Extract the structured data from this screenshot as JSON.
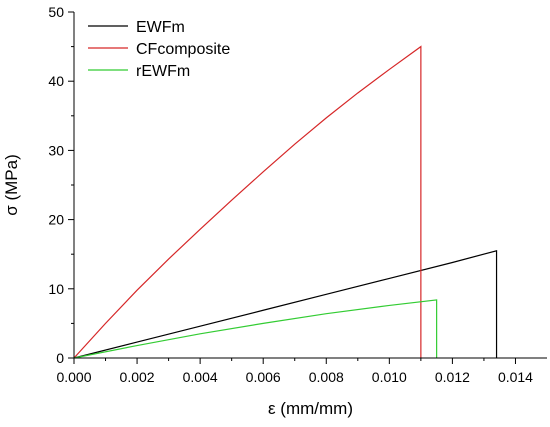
{
  "chart_data": {
    "type": "line",
    "title": "",
    "xlabel": "ε (mm/mm)",
    "ylabel": "σ (MPa)",
    "xlim": [
      0,
      0.015
    ],
    "ylim": [
      0,
      50
    ],
    "x_ticks": [
      0.0,
      0.002,
      0.004,
      0.006,
      0.008,
      0.01,
      0.012,
      0.014
    ],
    "x_tick_labels": [
      "0.000",
      "0.002",
      "0.004",
      "0.006",
      "0.008",
      "0.010",
      "0.012",
      "0.014"
    ],
    "y_ticks": [
      0,
      10,
      20,
      30,
      40,
      50
    ],
    "y_tick_labels": [
      "0",
      "10",
      "20",
      "30",
      "40",
      "50"
    ],
    "grid": false,
    "legend_position": "top-left",
    "series": [
      {
        "name": "EWFm",
        "color": "#000000",
        "x": [
          0.0,
          0.002,
          0.004,
          0.006,
          0.008,
          0.01,
          0.012,
          0.0134,
          0.0134
        ],
        "y": [
          0.0,
          2.3,
          4.6,
          6.9,
          9.2,
          11.5,
          13.8,
          15.5,
          0.0
        ]
      },
      {
        "name": "CFcomposite",
        "color": "#d62728",
        "x": [
          0.0,
          0.001,
          0.002,
          0.003,
          0.004,
          0.005,
          0.006,
          0.007,
          0.008,
          0.009,
          0.01,
          0.011,
          0.011
        ],
        "y": [
          0.0,
          5.0,
          9.8,
          14.3,
          18.6,
          22.8,
          26.9,
          30.9,
          34.7,
          38.3,
          41.7,
          45.0,
          0.0
        ]
      },
      {
        "name": "rEWFm",
        "color": "#33cc33",
        "x": [
          0.0,
          0.002,
          0.004,
          0.006,
          0.008,
          0.01,
          0.0115,
          0.0115
        ],
        "y": [
          0.0,
          1.8,
          3.5,
          5.0,
          6.4,
          7.6,
          8.4,
          0.0
        ]
      }
    ]
  }
}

* * * *

> [The problem]: Leave out the pictures and copy the rest of the material above exactly.

> [Full output]:
Extract the structured data from this screenshot as JSON.
{
  "chart_data": {
    "type": "line",
    "title": "",
    "xlabel": "ε (mm/mm)",
    "ylabel": "σ (MPa)",
    "xlim": [
      0,
      0.015
    ],
    "ylim": [
      0,
      50
    ],
    "x_ticks": [
      0.0,
      0.002,
      0.004,
      0.006,
      0.008,
      0.01,
      0.012,
      0.014
    ],
    "x_tick_labels": [
      "0.000",
      "0.002",
      "0.004",
      "0.006",
      "0.008",
      "0.010",
      "0.012",
      "0.014"
    ],
    "y_ticks": [
      0,
      10,
      20,
      30,
      40,
      50
    ],
    "y_tick_labels": [
      "0",
      "10",
      "20",
      "30",
      "40",
      "50"
    ],
    "grid": false,
    "legend_position": "top-left",
    "series": [
      {
        "name": "EWFm",
        "color": "#000000",
        "x": [
          0.0,
          0.002,
          0.004,
          0.006,
          0.008,
          0.01,
          0.012,
          0.0134,
          0.0134
        ],
        "y": [
          0.0,
          2.3,
          4.6,
          6.9,
          9.2,
          11.5,
          13.8,
          15.5,
          0.0
        ]
      },
      {
        "name": "CFcomposite",
        "color": "#d62728",
        "x": [
          0.0,
          0.001,
          0.002,
          0.003,
          0.004,
          0.005,
          0.006,
          0.007,
          0.008,
          0.009,
          0.01,
          0.011,
          0.011
        ],
        "y": [
          0.0,
          5.0,
          9.8,
          14.3,
          18.6,
          22.8,
          26.9,
          30.9,
          34.7,
          38.3,
          41.7,
          45.0,
          0.0
        ]
      },
      {
        "name": "rEWFm",
        "color": "#33cc33",
        "x": [
          0.0,
          0.002,
          0.004,
          0.006,
          0.008,
          0.01,
          0.0115,
          0.0115
        ],
        "y": [
          0.0,
          1.8,
          3.5,
          5.0,
          6.4,
          7.6,
          8.4,
          0.0
        ]
      }
    ]
  }
}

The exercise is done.